## Exercise description
Give the number of lines holding the string "ingreſſus" and nothing more.
### Provided information
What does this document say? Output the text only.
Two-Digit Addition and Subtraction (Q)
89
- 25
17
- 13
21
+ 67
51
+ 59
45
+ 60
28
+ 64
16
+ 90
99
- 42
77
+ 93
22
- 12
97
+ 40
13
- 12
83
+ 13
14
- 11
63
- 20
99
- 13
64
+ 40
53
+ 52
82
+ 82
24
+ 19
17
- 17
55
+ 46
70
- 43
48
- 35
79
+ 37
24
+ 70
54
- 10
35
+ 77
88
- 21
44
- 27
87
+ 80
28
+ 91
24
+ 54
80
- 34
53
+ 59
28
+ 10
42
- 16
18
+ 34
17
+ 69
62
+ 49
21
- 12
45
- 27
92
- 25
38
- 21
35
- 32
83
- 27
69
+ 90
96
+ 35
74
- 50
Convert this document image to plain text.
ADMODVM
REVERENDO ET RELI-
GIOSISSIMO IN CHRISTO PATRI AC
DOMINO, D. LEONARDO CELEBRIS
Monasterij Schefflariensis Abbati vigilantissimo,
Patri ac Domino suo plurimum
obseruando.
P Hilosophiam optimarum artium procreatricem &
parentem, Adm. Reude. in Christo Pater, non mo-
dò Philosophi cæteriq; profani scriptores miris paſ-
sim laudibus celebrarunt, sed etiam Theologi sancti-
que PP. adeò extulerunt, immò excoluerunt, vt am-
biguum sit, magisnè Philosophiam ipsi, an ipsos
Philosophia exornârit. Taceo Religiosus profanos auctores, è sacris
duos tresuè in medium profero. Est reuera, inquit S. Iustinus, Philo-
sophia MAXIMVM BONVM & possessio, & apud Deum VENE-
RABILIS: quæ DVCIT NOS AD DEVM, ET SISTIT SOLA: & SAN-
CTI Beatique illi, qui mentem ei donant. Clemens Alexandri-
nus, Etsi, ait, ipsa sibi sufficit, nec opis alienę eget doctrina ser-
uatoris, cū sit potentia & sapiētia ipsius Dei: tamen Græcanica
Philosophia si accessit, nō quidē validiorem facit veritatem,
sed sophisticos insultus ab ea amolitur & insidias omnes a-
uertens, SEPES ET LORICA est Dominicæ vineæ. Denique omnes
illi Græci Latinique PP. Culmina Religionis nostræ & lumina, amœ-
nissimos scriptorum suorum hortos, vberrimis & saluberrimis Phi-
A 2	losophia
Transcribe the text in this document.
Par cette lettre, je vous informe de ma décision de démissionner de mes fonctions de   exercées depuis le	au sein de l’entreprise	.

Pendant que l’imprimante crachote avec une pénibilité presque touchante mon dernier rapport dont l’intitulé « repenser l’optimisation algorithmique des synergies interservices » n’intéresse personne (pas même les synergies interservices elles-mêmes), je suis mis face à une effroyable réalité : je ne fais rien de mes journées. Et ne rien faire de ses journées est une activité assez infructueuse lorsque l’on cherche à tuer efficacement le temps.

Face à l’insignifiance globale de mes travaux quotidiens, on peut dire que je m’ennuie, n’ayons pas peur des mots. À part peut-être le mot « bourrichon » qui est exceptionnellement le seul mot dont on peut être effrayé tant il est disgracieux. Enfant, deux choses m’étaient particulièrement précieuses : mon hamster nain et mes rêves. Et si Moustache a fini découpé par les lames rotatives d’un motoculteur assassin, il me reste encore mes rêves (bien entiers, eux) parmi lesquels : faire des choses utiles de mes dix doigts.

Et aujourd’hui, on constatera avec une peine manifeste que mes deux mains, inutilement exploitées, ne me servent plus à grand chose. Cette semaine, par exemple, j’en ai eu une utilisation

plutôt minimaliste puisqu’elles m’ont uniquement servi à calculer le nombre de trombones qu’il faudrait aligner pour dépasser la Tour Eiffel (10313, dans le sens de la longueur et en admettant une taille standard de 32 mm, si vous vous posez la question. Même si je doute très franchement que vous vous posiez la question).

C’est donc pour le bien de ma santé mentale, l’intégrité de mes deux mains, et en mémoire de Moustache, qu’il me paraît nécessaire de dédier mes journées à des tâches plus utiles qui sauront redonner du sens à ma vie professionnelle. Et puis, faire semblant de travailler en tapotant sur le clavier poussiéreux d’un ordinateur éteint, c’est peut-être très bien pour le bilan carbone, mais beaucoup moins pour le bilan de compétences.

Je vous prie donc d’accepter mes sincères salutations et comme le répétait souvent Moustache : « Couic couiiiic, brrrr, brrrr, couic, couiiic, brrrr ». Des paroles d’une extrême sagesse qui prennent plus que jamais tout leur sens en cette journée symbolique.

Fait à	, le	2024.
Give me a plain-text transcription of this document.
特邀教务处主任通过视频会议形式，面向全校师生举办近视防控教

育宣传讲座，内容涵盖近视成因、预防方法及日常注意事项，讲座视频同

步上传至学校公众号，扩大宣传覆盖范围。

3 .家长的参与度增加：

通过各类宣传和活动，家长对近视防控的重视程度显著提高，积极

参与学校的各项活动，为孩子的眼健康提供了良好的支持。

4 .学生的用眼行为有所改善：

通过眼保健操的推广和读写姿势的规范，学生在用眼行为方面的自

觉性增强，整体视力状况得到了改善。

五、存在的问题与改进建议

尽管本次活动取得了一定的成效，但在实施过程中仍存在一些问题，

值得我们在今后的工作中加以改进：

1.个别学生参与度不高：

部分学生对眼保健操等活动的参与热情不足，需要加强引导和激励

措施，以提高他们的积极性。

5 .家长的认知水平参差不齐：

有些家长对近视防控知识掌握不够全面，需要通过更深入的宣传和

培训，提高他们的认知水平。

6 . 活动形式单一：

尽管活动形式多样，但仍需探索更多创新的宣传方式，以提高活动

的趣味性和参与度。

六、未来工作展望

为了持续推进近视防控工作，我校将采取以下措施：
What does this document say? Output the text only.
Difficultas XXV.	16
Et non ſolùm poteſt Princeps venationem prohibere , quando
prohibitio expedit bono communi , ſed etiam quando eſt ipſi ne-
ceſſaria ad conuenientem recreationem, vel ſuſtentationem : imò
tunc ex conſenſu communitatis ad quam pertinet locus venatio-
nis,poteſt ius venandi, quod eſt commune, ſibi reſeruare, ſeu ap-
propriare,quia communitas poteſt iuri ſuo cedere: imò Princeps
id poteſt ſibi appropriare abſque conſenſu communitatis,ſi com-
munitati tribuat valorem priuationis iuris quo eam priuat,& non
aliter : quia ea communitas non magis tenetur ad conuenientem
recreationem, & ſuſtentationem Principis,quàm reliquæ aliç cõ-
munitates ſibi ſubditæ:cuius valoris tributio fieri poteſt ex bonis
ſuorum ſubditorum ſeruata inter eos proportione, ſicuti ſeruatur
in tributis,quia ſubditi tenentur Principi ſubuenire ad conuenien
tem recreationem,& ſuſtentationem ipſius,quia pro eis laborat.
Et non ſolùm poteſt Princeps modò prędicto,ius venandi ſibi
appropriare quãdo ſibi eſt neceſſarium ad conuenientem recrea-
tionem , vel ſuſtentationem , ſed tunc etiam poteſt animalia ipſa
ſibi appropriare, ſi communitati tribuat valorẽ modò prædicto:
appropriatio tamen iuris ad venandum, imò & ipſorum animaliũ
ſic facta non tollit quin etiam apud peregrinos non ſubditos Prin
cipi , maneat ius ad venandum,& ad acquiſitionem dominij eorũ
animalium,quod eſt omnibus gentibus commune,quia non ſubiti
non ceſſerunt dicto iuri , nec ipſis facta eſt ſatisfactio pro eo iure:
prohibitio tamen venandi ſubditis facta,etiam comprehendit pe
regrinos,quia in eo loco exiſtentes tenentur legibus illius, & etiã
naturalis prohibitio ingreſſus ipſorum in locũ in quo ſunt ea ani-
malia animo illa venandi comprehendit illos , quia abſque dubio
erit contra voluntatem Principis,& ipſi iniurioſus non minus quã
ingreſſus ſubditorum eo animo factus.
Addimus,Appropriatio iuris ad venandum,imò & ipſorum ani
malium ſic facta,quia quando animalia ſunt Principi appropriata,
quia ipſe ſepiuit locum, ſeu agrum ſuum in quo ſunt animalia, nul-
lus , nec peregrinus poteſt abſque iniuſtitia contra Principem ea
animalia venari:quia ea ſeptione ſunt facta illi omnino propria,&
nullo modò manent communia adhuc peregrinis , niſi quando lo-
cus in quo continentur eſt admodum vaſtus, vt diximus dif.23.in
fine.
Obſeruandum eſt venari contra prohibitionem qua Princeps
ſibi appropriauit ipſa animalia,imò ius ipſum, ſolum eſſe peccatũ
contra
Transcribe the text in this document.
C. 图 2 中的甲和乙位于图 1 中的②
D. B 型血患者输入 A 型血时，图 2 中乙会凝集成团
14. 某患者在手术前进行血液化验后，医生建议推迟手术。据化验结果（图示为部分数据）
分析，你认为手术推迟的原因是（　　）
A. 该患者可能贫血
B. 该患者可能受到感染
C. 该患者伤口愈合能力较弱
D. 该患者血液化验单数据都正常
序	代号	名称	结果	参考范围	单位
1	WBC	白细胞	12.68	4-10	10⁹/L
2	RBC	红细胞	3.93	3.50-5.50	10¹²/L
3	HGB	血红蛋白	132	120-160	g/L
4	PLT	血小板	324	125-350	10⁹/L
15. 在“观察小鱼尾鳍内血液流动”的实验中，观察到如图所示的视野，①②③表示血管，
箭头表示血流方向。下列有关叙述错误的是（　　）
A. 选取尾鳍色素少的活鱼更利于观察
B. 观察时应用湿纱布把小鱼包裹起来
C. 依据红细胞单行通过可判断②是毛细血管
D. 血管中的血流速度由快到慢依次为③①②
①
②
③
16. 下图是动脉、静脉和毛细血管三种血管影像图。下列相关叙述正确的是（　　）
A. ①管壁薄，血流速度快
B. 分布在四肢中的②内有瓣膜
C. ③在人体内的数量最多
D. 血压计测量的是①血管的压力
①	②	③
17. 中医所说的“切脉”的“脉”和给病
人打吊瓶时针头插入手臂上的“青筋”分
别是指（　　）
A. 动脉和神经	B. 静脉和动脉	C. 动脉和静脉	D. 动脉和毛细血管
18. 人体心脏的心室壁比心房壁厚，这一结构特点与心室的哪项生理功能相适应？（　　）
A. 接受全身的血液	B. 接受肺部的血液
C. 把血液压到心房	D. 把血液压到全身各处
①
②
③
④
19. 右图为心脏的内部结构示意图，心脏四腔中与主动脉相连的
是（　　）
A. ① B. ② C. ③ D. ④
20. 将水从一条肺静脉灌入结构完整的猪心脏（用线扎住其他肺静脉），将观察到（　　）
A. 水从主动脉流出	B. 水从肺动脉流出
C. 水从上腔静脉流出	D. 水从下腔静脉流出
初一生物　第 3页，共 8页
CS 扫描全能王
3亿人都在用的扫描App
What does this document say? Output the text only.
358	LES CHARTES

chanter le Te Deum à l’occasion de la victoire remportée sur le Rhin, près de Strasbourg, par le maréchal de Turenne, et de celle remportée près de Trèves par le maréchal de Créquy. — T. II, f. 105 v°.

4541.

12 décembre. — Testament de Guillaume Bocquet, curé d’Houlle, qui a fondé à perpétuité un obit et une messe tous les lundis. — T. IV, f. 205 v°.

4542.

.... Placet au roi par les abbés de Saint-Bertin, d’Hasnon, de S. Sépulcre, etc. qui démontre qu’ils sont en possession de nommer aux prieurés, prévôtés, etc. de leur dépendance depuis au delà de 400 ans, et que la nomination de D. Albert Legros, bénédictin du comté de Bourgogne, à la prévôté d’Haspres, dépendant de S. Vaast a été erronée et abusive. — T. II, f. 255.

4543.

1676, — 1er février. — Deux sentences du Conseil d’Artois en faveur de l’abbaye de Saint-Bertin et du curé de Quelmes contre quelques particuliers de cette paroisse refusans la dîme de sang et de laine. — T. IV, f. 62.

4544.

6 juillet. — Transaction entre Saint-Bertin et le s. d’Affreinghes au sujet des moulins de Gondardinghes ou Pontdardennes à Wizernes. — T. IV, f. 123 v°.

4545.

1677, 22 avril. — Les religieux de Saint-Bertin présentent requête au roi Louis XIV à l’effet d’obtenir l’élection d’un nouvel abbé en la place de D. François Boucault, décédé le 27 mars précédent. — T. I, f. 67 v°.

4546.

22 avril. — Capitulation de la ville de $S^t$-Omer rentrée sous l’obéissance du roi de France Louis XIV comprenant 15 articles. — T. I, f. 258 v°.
######
## Task response
2